* [DATASET CONTENT]
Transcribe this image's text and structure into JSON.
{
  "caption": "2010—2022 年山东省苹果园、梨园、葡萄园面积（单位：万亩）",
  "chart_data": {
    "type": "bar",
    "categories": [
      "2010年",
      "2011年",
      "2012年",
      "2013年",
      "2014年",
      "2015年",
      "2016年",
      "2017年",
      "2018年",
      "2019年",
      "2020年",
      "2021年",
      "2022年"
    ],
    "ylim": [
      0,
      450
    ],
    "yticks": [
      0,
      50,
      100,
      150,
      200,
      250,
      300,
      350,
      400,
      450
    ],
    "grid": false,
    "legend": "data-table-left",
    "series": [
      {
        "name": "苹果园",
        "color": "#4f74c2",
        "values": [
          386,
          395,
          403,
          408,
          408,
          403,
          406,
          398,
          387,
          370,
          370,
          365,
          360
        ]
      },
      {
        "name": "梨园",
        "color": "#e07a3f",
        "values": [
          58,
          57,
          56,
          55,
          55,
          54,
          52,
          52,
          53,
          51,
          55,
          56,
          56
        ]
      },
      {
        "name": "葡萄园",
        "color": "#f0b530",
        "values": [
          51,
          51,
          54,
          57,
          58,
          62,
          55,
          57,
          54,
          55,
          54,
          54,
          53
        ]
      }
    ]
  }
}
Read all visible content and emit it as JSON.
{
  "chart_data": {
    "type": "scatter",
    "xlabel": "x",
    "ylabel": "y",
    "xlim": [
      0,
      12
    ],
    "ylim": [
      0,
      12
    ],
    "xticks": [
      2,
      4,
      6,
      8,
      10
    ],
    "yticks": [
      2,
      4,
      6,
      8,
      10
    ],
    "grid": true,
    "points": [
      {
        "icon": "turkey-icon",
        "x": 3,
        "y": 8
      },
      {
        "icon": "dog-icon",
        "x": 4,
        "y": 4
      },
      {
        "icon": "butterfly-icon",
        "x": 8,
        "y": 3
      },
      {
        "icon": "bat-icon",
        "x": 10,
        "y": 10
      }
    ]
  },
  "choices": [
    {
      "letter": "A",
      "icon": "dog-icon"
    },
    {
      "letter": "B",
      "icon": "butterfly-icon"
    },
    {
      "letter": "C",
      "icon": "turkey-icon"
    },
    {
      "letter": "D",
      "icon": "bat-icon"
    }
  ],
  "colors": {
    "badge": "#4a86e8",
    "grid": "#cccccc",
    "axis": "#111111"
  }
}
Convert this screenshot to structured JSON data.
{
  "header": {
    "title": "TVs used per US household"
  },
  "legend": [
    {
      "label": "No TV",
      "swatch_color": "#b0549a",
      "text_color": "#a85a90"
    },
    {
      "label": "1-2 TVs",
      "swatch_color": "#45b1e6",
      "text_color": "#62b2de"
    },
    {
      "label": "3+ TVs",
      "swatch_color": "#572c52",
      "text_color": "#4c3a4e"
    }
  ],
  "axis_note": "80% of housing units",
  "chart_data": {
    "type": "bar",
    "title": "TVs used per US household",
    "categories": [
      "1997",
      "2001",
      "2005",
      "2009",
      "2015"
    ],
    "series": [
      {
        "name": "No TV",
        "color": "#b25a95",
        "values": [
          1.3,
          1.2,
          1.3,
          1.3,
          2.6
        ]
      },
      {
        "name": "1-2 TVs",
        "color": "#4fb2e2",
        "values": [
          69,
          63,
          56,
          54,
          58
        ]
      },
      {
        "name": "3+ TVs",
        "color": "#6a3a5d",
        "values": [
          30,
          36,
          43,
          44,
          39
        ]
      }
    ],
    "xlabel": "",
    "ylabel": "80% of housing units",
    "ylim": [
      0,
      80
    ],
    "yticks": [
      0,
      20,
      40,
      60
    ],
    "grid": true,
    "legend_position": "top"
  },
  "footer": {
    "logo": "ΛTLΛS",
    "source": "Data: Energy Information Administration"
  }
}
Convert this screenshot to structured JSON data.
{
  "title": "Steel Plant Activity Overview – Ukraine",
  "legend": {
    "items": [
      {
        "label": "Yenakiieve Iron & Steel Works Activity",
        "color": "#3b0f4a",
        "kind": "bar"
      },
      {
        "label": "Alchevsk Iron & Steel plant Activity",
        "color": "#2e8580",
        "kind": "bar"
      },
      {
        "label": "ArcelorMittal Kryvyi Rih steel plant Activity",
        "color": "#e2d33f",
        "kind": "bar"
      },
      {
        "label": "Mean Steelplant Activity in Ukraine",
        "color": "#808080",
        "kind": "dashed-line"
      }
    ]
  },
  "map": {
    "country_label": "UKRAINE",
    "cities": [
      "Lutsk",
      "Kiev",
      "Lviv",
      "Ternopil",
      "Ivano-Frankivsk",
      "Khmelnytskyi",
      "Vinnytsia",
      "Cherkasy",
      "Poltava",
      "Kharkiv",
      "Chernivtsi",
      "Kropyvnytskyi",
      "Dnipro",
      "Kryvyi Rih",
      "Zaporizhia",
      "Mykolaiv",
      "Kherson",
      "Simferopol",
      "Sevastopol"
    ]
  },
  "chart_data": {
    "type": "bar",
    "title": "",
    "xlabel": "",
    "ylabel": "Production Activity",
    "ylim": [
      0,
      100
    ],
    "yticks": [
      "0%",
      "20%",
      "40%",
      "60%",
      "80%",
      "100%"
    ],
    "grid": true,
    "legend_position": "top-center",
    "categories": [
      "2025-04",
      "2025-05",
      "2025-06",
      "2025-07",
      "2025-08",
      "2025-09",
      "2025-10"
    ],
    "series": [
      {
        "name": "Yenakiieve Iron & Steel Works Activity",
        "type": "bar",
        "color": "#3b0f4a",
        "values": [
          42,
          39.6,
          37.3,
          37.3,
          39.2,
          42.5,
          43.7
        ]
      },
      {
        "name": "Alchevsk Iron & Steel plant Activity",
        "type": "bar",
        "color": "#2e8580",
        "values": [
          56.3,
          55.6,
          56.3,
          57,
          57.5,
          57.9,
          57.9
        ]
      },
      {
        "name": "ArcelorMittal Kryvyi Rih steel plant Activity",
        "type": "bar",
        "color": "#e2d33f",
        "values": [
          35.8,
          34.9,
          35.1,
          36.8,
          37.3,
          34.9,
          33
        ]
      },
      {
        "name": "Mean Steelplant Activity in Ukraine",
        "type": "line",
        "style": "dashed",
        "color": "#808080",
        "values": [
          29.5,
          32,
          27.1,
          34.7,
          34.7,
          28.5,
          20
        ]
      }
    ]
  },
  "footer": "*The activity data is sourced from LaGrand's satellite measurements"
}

* [GIVEN EXERCISE] Exactly reproduce every line found in the records.

* [COMPLETE ANSWER]
Transcribe this image's text and structure into JSON.
{
  "caption": "2010—2022 年山东省苹果园、梨园、葡萄园面积（单位：万亩）",
  "chart_data": {
    "type": "bar",
    "categories": [
      "2010年",
      "2011年",
      "2012年",
      "2013年",
      "2014年",
      "2015年",
      "2016年",
      "2017年",
      "2018年",
      "2019年",
      "2020年",
      "2021年",
      "2022年"
    ],
    "ylim": [
      0,
      450
    ],
    "yticks": [
      0,
      50,
      100,
      150,
      200,
      250,
      300,
      350,
      400,
      450
    ],
    "grid": false,
    "legend": "data-table-left",
    "series": [
      {
        "name": "苹果园",
        "color": "#4f74c2",
        "values": [
          386,
          395,
          403,
          408,
          408,
          403,
          406,
          398,
          387,
          370,
          370,
          365,
          360
        ]
      },
      {
        "name": "梨园",
        "color": "#e07a3f",
        "values": [
          58,
          57,
          56,
          55,
          55,
          54,
          52,
          52,
          53,
          51,
          55,
          56,
          56
        ]
      },
      {
        "name": "葡萄园",
        "color": "#f0b530",
        "values": [
          51,
          51,
          54,
          57,
          58,
          62,
          55,
          57,
          54,
          55,
          54,
          54,
          53
        ]
      }
    ]
  }
}
Read all visible content and emit it as JSON.
{
  "chart_data": {
    "type": "scatter",
    "xlabel": "x",
    "ylabel": "y",
    "xlim": [
      0,
      12
    ],
    "ylim": [
      0,
      12
    ],
    "xticks": [
      2,
      4,
      6,
      8,
      10
    ],
    "yticks": [
      2,
      4,
      6,
      8,
      10
    ],
    "grid": true,
    "points": [
      {
        "icon": "turkey-icon",
        "x": 3,
        "y": 8
      },
      {
        "icon": "dog-icon",
        "x": 4,
        "y": 4
      },
      {
        "icon": "butterfly-icon",
        "x": 8,
        "y": 3
      },
      {
        "icon": "bat-icon",
        "x": 10,
        "y": 10
      }
    ]
  },
  "choices": [
    {
      "letter": "A",
      "icon": "dog-icon"
    },
    {
      "letter": "B",
      "icon": "butterfly-icon"
    },
    {
      "letter": "C",
      "icon": "turkey-icon"
    },
    {
      "letter": "D",
      "icon": "bat-icon"
    }
  ],
  "colors": {
    "badge": "#4a86e8",
    "grid": "#cccccc",
    "axis": "#111111"
  }
}
Convert this screenshot to structured JSON data.
{
  "header": {
    "title": "TVs used per US household"
  },
  "legend": [
    {
      "label": "No TV",
      "swatch_color": "#b0549a",
      "text_color": "#a85a90"
    },
    {
      "label": "1-2 TVs",
      "swatch_color": "#45b1e6",
      "text_color": "#62b2de"
    },
    {
      "label": "3+ TVs",
      "swatch_color": "#572c52",
      "text_color": "#4c3a4e"
    }
  ],
  "axis_note": "80% of housing units",
  "chart_data": {
    "type": "bar",
    "title": "TVs used per US household",
    "categories": [
      "1997",
      "2001",
      "2005",
      "2009",
      "2015"
    ],
    "series": [
      {
        "name": "No TV",
        "color": "#b25a95",
        "values": [
          1.3,
          1.2,
          1.3,
          1.3,
          2.6
        ]
      },
      {
        "name": "1-2 TVs",
        "color": "#4fb2e2",
        "values": [
          69,
          63,
          56,
          54,
          58
        ]
      },
      {
        "name": "3+ TVs",
        "color": "#6a3a5d",
        "values": [
          30,
          36,
          43,
          44,
          39
        ]
      }
    ],
    "xlabel": "",
    "ylabel": "80% of housing units",
    "ylim": [
      0,
      80
    ],
    "yticks": [
      0,
      20,
      40,
      60
    ],
    "grid": true,
    "legend_position": "top"
  },
  "footer": {
    "logo": "ΛTLΛS",
    "source": "Data: Energy Information Administration"
  }
}
Convert this screenshot to structured JSON data.
{
  "title": "Steel Plant Activity Overview – Ukraine",
  "legend": {
    "items": [
      {
        "label": "Yenakiieve Iron & Steel Works Activity",
        "color": "#3b0f4a",
        "kind": "bar"
      },
      {
        "label": "Alchevsk Iron & Steel plant Activity",
        "color": "#2e8580",
        "kind": "bar"
      },
      {
        "label": "ArcelorMittal Kryvyi Rih steel plant Activity",
        "color": "#e2d33f",
        "kind": "bar"
      },
      {
        "label": "Mean Steelplant Activity in Ukraine",
        "color": "#808080",
        "kind": "dashed-line"
      }
    ]
  },
  "map": {
    "country_label": "UKRAINE",
    "cities": [
      "Lutsk",
      "Kiev",
      "Lviv",
      "Ternopil",
      "Ivano-Frankivsk",
      "Khmelnytskyi",
      "Vinnytsia",
      "Cherkasy",
      "Poltava",
      "Kharkiv",
      "Chernivtsi",
      "Kropyvnytskyi",
      "Dnipro",
      "Kryvyi Rih",
      "Zaporizhia",
      "Mykolaiv",
      "Kherson",
      "Simferopol",
      "Sevastopol"
    ]
  },
  "chart_data": {
    "type": "bar",
    "title": "",
    "xlabel": "",
    "ylabel": "Production Activity",
    "ylim": [
      0,
      100
    ],
    "yticks": [
      "0%",
      "20%",
      "40%",
      "60%",
      "80%",
      "100%"
    ],
    "grid": true,
    "legend_position": "top-center",
    "categories": [
      "2025-04",
      "2025-05",
      "2025-06",
      "2025-07",
      "2025-08",
      "2025-09",
      "2025-10"
    ],
    "series": [
      {
        "name": "Yenakiieve Iron & Steel Works Activity",
        "type": "bar",
        "color": "#3b0f4a",
        "values": [
          42,
          39.6,
          37.3,
          37.3,
          39.2,
          42.5,
          43.7
        ]
      },
      {
        "name": "Alchevsk Iron & Steel plant Activity",
        "type": "bar",
        "color": "#2e8580",
        "values": [
          56.3,
          55.6,
          56.3,
          57,
          57.5,
          57.9,
          57.9
        ]
      },
      {
        "name": "ArcelorMittal Kryvyi Rih steel plant Activity",
        "type": "bar",
        "color": "#e2d33f",
        "values": [
          35.8,
          34.9,
          35.1,
          36.8,
          37.3,
          34.9,
          33
        ]
      },
      {
        "name": "Mean Steelplant Activity in Ukraine",
        "type": "line",
        "style": "dashed",
        "color": "#808080",
        "values": [
          29.5,
          32,
          27.1,
          34.7,
          34.7,
          28.5,
          20
        ]
      }
    ]
  },
  "footer": "*The activity data is sourced from LaGrand's satellite measurements"
}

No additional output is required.